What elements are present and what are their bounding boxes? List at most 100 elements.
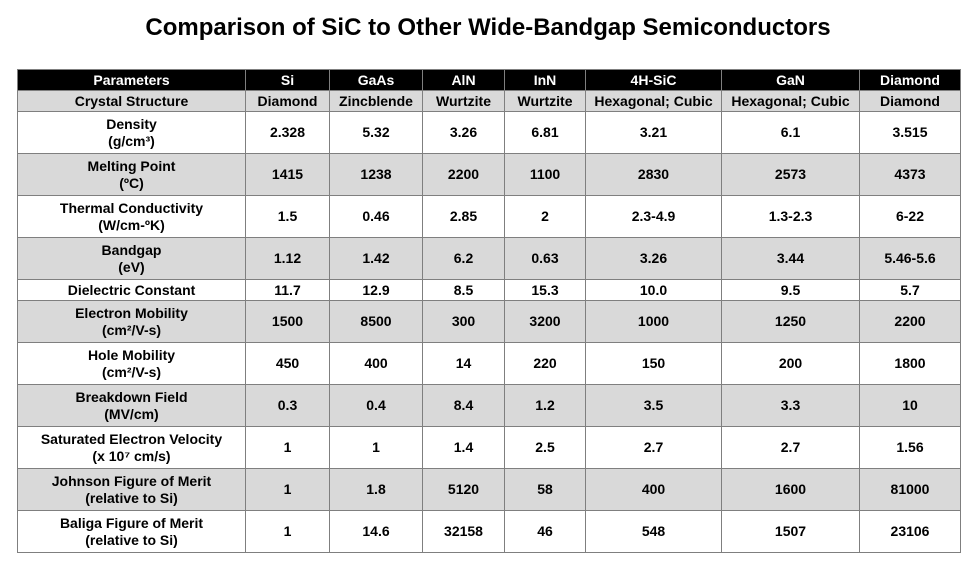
value-cell: Hexagonal; Cubic — [585, 90, 722, 112]
value-cell: 2.85 — [422, 195, 505, 238]
value-cell: 3200 — [504, 300, 586, 343]
table-row: Crystal Structure Diamond Zincblende Wurtzi… — [17, 90, 961, 112]
value-cell: 3.21 — [585, 111, 722, 154]
value-cell: 1.42 — [329, 237, 423, 280]
value-cell: 1.56 — [859, 426, 961, 469]
value-cell: 1.2 — [504, 384, 586, 427]
value-cell: 1.4 — [422, 426, 505, 469]
value-cell: 6.81 — [504, 111, 586, 154]
value-cell: 1000 — [585, 300, 722, 343]
value-cell: Wurtzite — [422, 90, 505, 112]
value-cell: 300 — [422, 300, 505, 343]
header-cell: Diamond — [859, 69, 961, 91]
header-cell: 4H-SiC — [585, 69, 722, 91]
value-cell: 400 — [585, 468, 722, 511]
value-cell: 9.5 — [721, 279, 860, 301]
parameter-name: Baliga Figure of Merit — [59, 514, 204, 531]
value-cell: 46 — [504, 510, 586, 553]
parameter-unit: (cm²/V-s) — [101, 363, 162, 380]
parameter-name: Bandgap — [101, 241, 162, 258]
value-cell: 3.44 — [721, 237, 860, 280]
header-cell: GaN — [721, 69, 860, 91]
value-cell: 3.26 — [585, 237, 722, 280]
table-row: Electron Mobility (cm²/V-s) 1500 8500 300 320… — [17, 300, 961, 343]
table-row: Johnson Figure of Merit (relative to Si) 1… — [17, 468, 961, 511]
value-cell: 1 — [329, 426, 423, 469]
value-cell: 0.3 — [245, 384, 330, 427]
value-cell: 32158 — [422, 510, 505, 553]
parameter-label: Crystal Structure — [17, 90, 246, 112]
parameter-label: Electron Mobility (cm²/V-s) — [17, 300, 246, 343]
table-row: Saturated Electron Velocity (x 10⁷ cm/s) 1… — [17, 426, 961, 469]
value-cell: 10.0 — [585, 279, 722, 301]
table-row: Baliga Figure of Merit (relative to Si) 1 1… — [17, 510, 961, 553]
parameter-label: Saturated Electron Velocity (x 10⁷ cm/s) — [17, 426, 246, 469]
parameter-label: Density (g/cm³) — [17, 111, 246, 154]
value-cell: 2.5 — [504, 426, 586, 469]
value-cell: 1 — [245, 426, 330, 469]
value-cell: Diamond — [245, 90, 330, 112]
parameter-unit: (eV) — [118, 258, 145, 275]
value-cell: 23106 — [859, 510, 961, 553]
value-cell: Hexagonal; Cubic — [721, 90, 860, 112]
value-cell: 1238 — [329, 153, 423, 196]
comparison-table: Parameters Si GaAs AlN InN 4H-SiC GaN Di… — [17, 69, 961, 553]
parameter-unit: (x 10⁷ cm/s) — [92, 447, 171, 464]
page-title: Comparison of SiC to Other Wide-Bandgap … — [145, 14, 831, 41]
value-cell: 548 — [585, 510, 722, 553]
value-cell: 1800 — [859, 342, 961, 385]
value-cell: 8500 — [329, 300, 423, 343]
table-header-row: Parameters Si GaAs AlN InN 4H-SiC GaN Di… — [17, 69, 961, 91]
parameter-name: Electron Mobility — [75, 304, 188, 321]
value-cell: 2.3-4.9 — [585, 195, 722, 238]
value-cell: 1100 — [504, 153, 586, 196]
value-cell: 10 — [859, 384, 961, 427]
value-cell: 1600 — [721, 468, 860, 511]
value-cell: 5.32 — [329, 111, 423, 154]
value-cell: 6.1 — [721, 111, 860, 154]
value-cell: 1.3-2.3 — [721, 195, 860, 238]
value-cell: 1 — [245, 468, 330, 511]
value-cell: 220 — [504, 342, 586, 385]
value-cell: 58 — [504, 468, 586, 511]
value-cell: 0.63 — [504, 237, 586, 280]
value-cell: 2.7 — [721, 426, 860, 469]
parameter-unit: (ºC) — [119, 174, 144, 191]
value-cell: 14 — [422, 342, 505, 385]
value-cell: 2573 — [721, 153, 860, 196]
header-cell: AlN — [422, 69, 505, 91]
value-cell: Diamond — [859, 90, 961, 112]
value-cell: 14.6 — [329, 510, 423, 553]
parameter-label: Hole Mobility (cm²/V-s) — [17, 342, 246, 385]
value-cell: Zincblende — [329, 90, 423, 112]
value-cell: 3.3 — [721, 384, 860, 427]
value-cell: 1500 — [245, 300, 330, 343]
header-cell: Parameters — [17, 69, 246, 91]
value-cell: 450 — [245, 342, 330, 385]
table-row: Bandgap (eV) 1.12 1.42 6.2 0.63 3.26 3.44 5.46-5… — [17, 237, 961, 280]
value-cell: 2.328 — [245, 111, 330, 154]
value-cell: 1415 — [245, 153, 330, 196]
parameter-name: Melting Point — [87, 157, 176, 174]
parameter-unit: (W/cm-ºK) — [98, 216, 165, 233]
parameter-unit: (g/cm³) — [108, 132, 155, 149]
table-row: Melting Point (ºC) 1415 1238 2200 1100 2830 257… — [17, 153, 961, 196]
value-cell: 400 — [329, 342, 423, 385]
value-cell: 1507 — [721, 510, 860, 553]
value-cell: Wurtzite — [504, 90, 586, 112]
value-cell: 2200 — [422, 153, 505, 196]
value-cell: 2830 — [585, 153, 722, 196]
parameter-name: Hole Mobility — [87, 346, 176, 363]
value-cell: 2200 — [859, 300, 961, 343]
comparison-table-container: Parameters Si GaAs AlN InN 4H-SiC GaN Di… — [17, 69, 961, 553]
value-cell: 11.7 — [245, 279, 330, 301]
value-cell: 1250 — [721, 300, 860, 343]
value-cell: 3.5 — [585, 384, 722, 427]
parameter-label: Melting Point (ºC) — [17, 153, 246, 196]
header-cell: GaAs — [329, 69, 423, 91]
table-row: Density (g/cm³) 2.328 5.32 3.26 6.81 3.21 6.1 3.… — [17, 111, 961, 154]
parameter-label: Baliga Figure of Merit (relative to Si) — [17, 510, 246, 553]
value-cell: 0.4 — [329, 384, 423, 427]
value-cell: 6.2 — [422, 237, 505, 280]
parameter-unit: (relative to Si) — [85, 531, 178, 548]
---
== What to produce ==
Give back every line of the items above word for word, leaving out the pictures.

== Written reply ==
What elements are present and what are their bounding boxes? List at most 100 elements.
value-cell: Hexagonal; Cubic — [585, 90, 722, 112]
value-cell: 2.85 — [422, 195, 505, 238]
value-cell: 3200 — [504, 300, 586, 343]
table-row: Crystal Structure Diamond Zincblende Wurtzi… — [17, 90, 961, 112]
value-cell: 3.21 — [585, 111, 722, 154]
value-cell: 1.42 — [329, 237, 423, 280]
value-cell: 1.56 — [859, 426, 961, 469]
value-cell: 1.2 — [504, 384, 586, 427]
value-cell: 1.4 — [422, 426, 505, 469]
value-cell: 6.81 — [504, 111, 586, 154]
value-cell: 1000 — [585, 300, 722, 343]
value-cell: Wurtzite — [422, 90, 505, 112]
value-cell: 300 — [422, 300, 505, 343]
header-cell: Diamond — [859, 69, 961, 91]
header-cell: 4H-SiC — [585, 69, 722, 91]
value-cell: 400 — [585, 468, 722, 511]
value-cell: 9.5 — [721, 279, 860, 301]
parameter-name: Baliga Figure of Merit — [59, 514, 204, 531]
value-cell: 46 — [504, 510, 586, 553]
parameter-unit: (cm²/V-s) — [101, 363, 162, 380]
parameter-name: Bandgap — [101, 241, 162, 258]
value-cell: 3.44 — [721, 237, 860, 280]
header-cell: GaN — [721, 69, 860, 91]
value-cell: 3.26 — [585, 237, 722, 280]
table-row: Electron Mobility (cm²/V-s) 1500 8500 300 320… — [17, 300, 961, 343]
table-row: Johnson Figure of Merit (relative to Si) 1… — [17, 468, 961, 511]
value-cell: 1 — [329, 426, 423, 469]
value-cell: 0.3 — [245, 384, 330, 427]
value-cell: 32158 — [422, 510, 505, 553]
parameter-label: Crystal Structure — [17, 90, 246, 112]
parameter-label: Electron Mobility (cm²/V-s) — [17, 300, 246, 343]
table-row: Saturated Electron Velocity (x 10⁷ cm/s) 1… — [17, 426, 961, 469]
value-cell: 10.0 — [585, 279, 722, 301]
table-row: Baliga Figure of Merit (relative to Si) 1 1… — [17, 510, 961, 553]
parameter-label: Saturated Electron Velocity (x 10⁷ cm/s) — [17, 426, 246, 469]
parameter-label: Density (g/cm³) — [17, 111, 246, 154]
value-cell: 2.5 — [504, 426, 586, 469]
value-cell: 1 — [245, 426, 330, 469]
value-cell: Diamond — [245, 90, 330, 112]
parameter-unit: (eV) — [118, 258, 145, 275]
value-cell: 23106 — [859, 510, 961, 553]
value-cell: Hexagonal; Cubic — [721, 90, 860, 112]
value-cell: 1238 — [329, 153, 423, 196]
comparison-table: Parameters Si GaAs AlN InN 4H-SiC GaN Di… — [17, 69, 961, 553]
parameter-unit: (x 10⁷ cm/s) — [92, 447, 171, 464]
page-title: Comparison of SiC to Other Wide-Bandgap … — [145, 14, 831, 41]
value-cell: 548 — [585, 510, 722, 553]
value-cell: 1800 — [859, 342, 961, 385]
value-cell: 8500 — [329, 300, 423, 343]
table-header-row: Parameters Si GaAs AlN InN 4H-SiC GaN Di… — [17, 69, 961, 91]
parameter-name: Electron Mobility — [75, 304, 188, 321]
value-cell: 2.3-4.9 — [585, 195, 722, 238]
value-cell: 1100 — [504, 153, 586, 196]
value-cell: 10 — [859, 384, 961, 427]
value-cell: 1600 — [721, 468, 860, 511]
value-cell: 5.32 — [329, 111, 423, 154]
value-cell: 6.1 — [721, 111, 860, 154]
value-cell: 1.3-2.3 — [721, 195, 860, 238]
value-cell: 1 — [245, 468, 330, 511]
value-cell: 220 — [504, 342, 586, 385]
value-cell: 58 — [504, 468, 586, 511]
value-cell: 0.63 — [504, 237, 586, 280]
value-cell: 2.7 — [721, 426, 860, 469]
parameter-unit: (ºC) — [119, 174, 144, 191]
value-cell: 14 — [422, 342, 505, 385]
value-cell: 2573 — [721, 153, 860, 196]
header-cell: AlN — [422, 69, 505, 91]
value-cell: Diamond — [859, 90, 961, 112]
value-cell: 14.6 — [329, 510, 423, 553]
parameter-label: Hole Mobility (cm²/V-s) — [17, 342, 246, 385]
value-cell: Zincblende — [329, 90, 423, 112]
value-cell: 3.3 — [721, 384, 860, 427]
value-cell: 1500 — [245, 300, 330, 343]
header-cell: Parameters — [17, 69, 246, 91]
value-cell: 450 — [245, 342, 330, 385]
table-row: Bandgap (eV) 1.12 1.42 6.2 0.63 3.26 3.44 5.46-5… — [17, 237, 961, 280]
value-cell: 2.328 — [245, 111, 330, 154]
value-cell: 1415 — [245, 153, 330, 196]
parameter-name: Melting Point — [87, 157, 176, 174]
parameter-unit: (W/cm-ºK) — [98, 216, 165, 233]
parameter-unit: (g/cm³) — [108, 132, 155, 149]
table-row: Melting Point (ºC) 1415 1238 2200 1100 2830 257… — [17, 153, 961, 196]
value-cell: 400 — [329, 342, 423, 385]
value-cell: 1507 — [721, 510, 860, 553]
value-cell: Wurtzite — [504, 90, 586, 112]
value-cell: 2200 — [422, 153, 505, 196]
value-cell: 2830 — [585, 153, 722, 196]
parameter-name: Hole Mobility — [87, 346, 176, 363]
value-cell: 2200 — [859, 300, 961, 343]
comparison-table-container: Parameters Si GaAs AlN InN 4H-SiC GaN Di… — [17, 69, 961, 553]
value-cell: 11.7 — [245, 279, 330, 301]
value-cell: 1250 — [721, 300, 860, 343]
value-cell: 3.5 — [585, 384, 722, 427]
parameter-label: Melting Point (ºC) — [17, 153, 246, 196]
header-cell: GaAs — [329, 69, 423, 91]
table-row: Density (g/cm³) 2.328 5.32 3.26 6.81 3.21 6.1 3.… — [17, 111, 961, 154]
parameter-label: Baliga Figure of Merit (relative to Si) — [17, 510, 246, 553]
value-cell: 0.4 — [329, 384, 423, 427]
value-cell: 6.2 — [422, 237, 505, 280]
parameter-unit: (relative to Si) — [85, 531, 178, 548]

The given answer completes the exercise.